====== Given entries ======

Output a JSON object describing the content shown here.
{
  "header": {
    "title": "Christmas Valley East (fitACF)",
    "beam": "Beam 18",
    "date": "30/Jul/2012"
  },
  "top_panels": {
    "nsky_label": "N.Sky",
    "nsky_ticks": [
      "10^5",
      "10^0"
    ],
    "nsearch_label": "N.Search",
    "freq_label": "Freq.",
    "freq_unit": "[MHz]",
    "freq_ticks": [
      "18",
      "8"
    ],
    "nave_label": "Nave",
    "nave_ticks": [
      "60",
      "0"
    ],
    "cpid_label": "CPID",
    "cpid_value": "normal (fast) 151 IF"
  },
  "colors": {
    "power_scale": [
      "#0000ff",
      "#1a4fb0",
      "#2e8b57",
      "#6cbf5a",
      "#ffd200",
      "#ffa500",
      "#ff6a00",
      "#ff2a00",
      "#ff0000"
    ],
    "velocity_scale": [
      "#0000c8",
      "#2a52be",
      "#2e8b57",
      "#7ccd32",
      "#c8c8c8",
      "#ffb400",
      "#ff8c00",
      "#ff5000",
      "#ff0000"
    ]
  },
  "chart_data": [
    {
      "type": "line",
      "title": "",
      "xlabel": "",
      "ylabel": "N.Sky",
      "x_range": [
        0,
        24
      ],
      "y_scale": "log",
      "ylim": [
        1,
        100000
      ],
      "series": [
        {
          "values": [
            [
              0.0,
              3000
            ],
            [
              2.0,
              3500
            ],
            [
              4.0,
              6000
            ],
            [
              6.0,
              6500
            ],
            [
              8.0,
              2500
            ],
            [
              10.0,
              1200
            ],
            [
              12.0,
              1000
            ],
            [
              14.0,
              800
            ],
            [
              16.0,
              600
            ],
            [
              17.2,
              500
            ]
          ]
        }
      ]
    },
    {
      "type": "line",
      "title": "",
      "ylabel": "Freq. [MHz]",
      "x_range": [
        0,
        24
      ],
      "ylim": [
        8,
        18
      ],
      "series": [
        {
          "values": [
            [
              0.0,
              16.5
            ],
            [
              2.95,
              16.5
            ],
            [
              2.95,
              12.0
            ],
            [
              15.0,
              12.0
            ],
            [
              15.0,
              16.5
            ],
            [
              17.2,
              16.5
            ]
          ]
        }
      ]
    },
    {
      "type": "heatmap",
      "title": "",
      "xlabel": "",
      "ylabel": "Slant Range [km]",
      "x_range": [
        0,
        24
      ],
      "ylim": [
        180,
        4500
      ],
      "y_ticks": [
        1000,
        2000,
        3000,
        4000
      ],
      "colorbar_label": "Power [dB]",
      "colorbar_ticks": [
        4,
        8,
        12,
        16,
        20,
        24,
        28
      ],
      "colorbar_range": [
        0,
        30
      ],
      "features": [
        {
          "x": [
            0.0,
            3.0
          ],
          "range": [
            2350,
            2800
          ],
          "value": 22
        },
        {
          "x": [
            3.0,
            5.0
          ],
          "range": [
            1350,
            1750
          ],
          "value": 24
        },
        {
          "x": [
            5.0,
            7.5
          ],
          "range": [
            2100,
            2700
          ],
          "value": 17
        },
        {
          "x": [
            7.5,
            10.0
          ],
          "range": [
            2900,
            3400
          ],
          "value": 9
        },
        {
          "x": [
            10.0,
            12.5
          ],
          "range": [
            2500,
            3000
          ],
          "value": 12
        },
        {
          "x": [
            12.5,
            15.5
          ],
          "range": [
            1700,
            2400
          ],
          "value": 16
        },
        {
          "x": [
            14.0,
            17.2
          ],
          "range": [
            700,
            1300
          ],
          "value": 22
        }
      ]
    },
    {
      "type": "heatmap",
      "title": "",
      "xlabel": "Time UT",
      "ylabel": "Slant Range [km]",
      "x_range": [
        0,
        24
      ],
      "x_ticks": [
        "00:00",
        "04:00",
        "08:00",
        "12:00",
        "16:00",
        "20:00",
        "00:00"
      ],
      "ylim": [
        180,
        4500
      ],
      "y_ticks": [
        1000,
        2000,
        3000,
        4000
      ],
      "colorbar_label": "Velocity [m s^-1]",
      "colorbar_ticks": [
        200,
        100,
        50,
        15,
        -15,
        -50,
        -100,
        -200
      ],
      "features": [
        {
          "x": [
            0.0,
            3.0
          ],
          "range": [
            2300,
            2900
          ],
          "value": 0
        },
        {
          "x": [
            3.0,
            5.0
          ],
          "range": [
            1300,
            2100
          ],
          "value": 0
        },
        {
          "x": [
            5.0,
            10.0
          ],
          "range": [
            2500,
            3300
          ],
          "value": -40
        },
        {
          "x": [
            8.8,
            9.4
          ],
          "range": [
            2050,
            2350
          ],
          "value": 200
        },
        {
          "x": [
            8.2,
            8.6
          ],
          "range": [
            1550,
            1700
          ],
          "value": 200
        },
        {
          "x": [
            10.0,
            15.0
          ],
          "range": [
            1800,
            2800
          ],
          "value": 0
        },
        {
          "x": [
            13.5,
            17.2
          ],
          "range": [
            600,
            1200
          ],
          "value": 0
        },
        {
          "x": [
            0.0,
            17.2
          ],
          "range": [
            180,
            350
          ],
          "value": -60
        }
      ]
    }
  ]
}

======

Given instruction: Quote every entry exactly.

Result below:
Output a JSON object describing the content shown here.
{
  "header": {
    "title": "Christmas Valley East (fitACF)",
    "beam": "Beam 18",
    "date": "30/Jul/2012"
  },
  "top_panels": {
    "nsky_label": "N.Sky",
    "nsky_ticks": [
      "10^5",
      "10^0"
    ],
    "nsearch_label": "N.Search",
    "freq_label": "Freq.",
    "freq_unit": "[MHz]",
    "freq_ticks": [
      "18",
      "8"
    ],
    "nave_label": "Nave",
    "nave_ticks": [
      "60",
      "0"
    ],
    "cpid_label": "CPID",
    "cpid_value": "normal (fast) 151 IF"
  },
  "colors": {
    "power_scale": [
      "#0000ff",
      "#1a4fb0",
      "#2e8b57",
      "#6cbf5a",
      "#ffd200",
      "#ffa500",
      "#ff6a00",
      "#ff2a00",
      "#ff0000"
    ],
    "velocity_scale": [
      "#0000c8",
      "#2a52be",
      "#2e8b57",
      "#7ccd32",
      "#c8c8c8",
      "#ffb400",
      "#ff8c00",
      "#ff5000",
      "#ff0000"
    ]
  },
  "chart_data": [
    {
      "type": "line",
      "title": "",
      "xlabel": "",
      "ylabel": "N.Sky",
      "x_range": [
        0,
        24
      ],
      "y_scale": "log",
      "ylim": [
        1,
        100000
      ],
      "series": [
        {
          "values": [
            [
              0.0,
              3000
            ],
            [
              2.0,
              3500
            ],
            [
              4.0,
              6000
            ],
            [
              6.0,
              6500
            ],
            [
              8.0,
              2500
            ],
            [
              10.0,
              1200
            ],
            [
              12.0,
              1000
            ],
            [
              14.0,
              800
            ],
            [
              16.0,
              600
            ],
            [
              17.2,
              500
            ]
          ]
        }
      ]
    },
    {
      "type": "line",
      "title": "",
      "ylabel": "Freq. [MHz]",
      "x_range": [
        0,
        24
      ],
      "ylim": [
        8,
        18
      ],
      "series": [
        {
          "values": [
            [
              0.0,
              16.5
            ],
            [
              2.95,
              16.5
            ],
            [
              2.95,
              12.0
            ],
            [
              15.0,
              12.0
            ],
            [
              15.0,
              16.5
            ],
            [
              17.2,
              16.5
            ]
          ]
        }
      ]
    },
    {
      "type": "heatmap",
      "title": "",
      "xlabel": "",
      "ylabel": "Slant Range [km]",
      "x_range": [
        0,
        24
      ],
      "ylim": [
        180,
        4500
      ],
      "y_ticks": [
        1000,
        2000,
        3000,
        4000
      ],
      "colorbar_label": "Power [dB]",
      "colorbar_ticks": [
        4,
        8,
        12,
        16,
        20,
        24,
        28
      ],
      "colorbar_range": [
        0,
        30
      ],
      "features": [
        {
          "x": [
            0.0,
            3.0
          ],
          "range": [
            2350,
            2800
          ],
          "value": 22
        },
        {
          "x": [
            3.0,
            5.0
          ],
          "range": [
            1350,
            1750
          ],
          "value": 24
        },
        {
          "x": [
            5.0,
            7.5
          ],
          "range": [
            2100,
            2700
          ],
          "value": 17
        },
        {
          "x": [
            7.5,
            10.0
          ],
          "range": [
            2900,
            3400
          ],
          "value": 9
        },
        {
          "x": [
            10.0,
            12.5
          ],
          "range": [
            2500,
            3000
          ],
          "value": 12
        },
        {
          "x": [
            12.5,
            15.5
          ],
          "range": [
            1700,
            2400
          ],
          "value": 16
        },
        {
          "x": [
            14.0,
            17.2
          ],
          "range": [
            700,
            1300
          ],
          "value": 22
        }
      ]
    },
    {
      "type": "heatmap",
      "title": "",
      "xlabel": "Time UT",
      "ylabel": "Slant Range [km]",
      "x_range": [
        0,
        24
      ],
      "x_ticks": [
        "00:00",
        "04:00",
        "08:00",
        "12:00",
        "16:00",
        "20:00",
        "00:00"
      ],
      "ylim": [
        180,
        4500
      ],
      "y_ticks": [
        1000,
        2000,
        3000,
        4000
      ],
      "colorbar_label": "Velocity [m s^-1]",
      "colorbar_ticks": [
        200,
        100,
        50,
        15,
        -15,
        -50,
        -100,
        -200
      ],
      "features": [
        {
          "x": [
            0.0,
            3.0
          ],
          "range": [
            2300,
            2900
          ],
          "value": 0
        },
        {
          "x": [
            3.0,
            5.0
          ],
          "range": [
            1300,
            2100
          ],
          "value": 0
        },
        {
          "x": [
            5.0,
            10.0
          ],
          "range": [
            2500,
            3300
          ],
          "value": -40
        },
        {
          "x": [
            8.8,
            9.4
          ],
          "range": [
            2050,
            2350
          ],
          "value": 200
        },
        {
          "x": [
            8.2,
            8.6
          ],
          "range": [
            1550,
            1700
          ],
          "value": 200
        },
        {
          "x": [
            10.0,
            15.0
          ],
          "range": [
            1800,
            2800
          ],
          "value": 0
        },
        {
          "x": [
            13.5,
            17.2
          ],
          "range": [
            600,
            1200
          ],
          "value": 0
        },
        {
          "x": [
            0.0,
            17.2
          ],
          "range": [
            180,
            350
          ],
          "value": -60
        }
      ]
    }
  ]
}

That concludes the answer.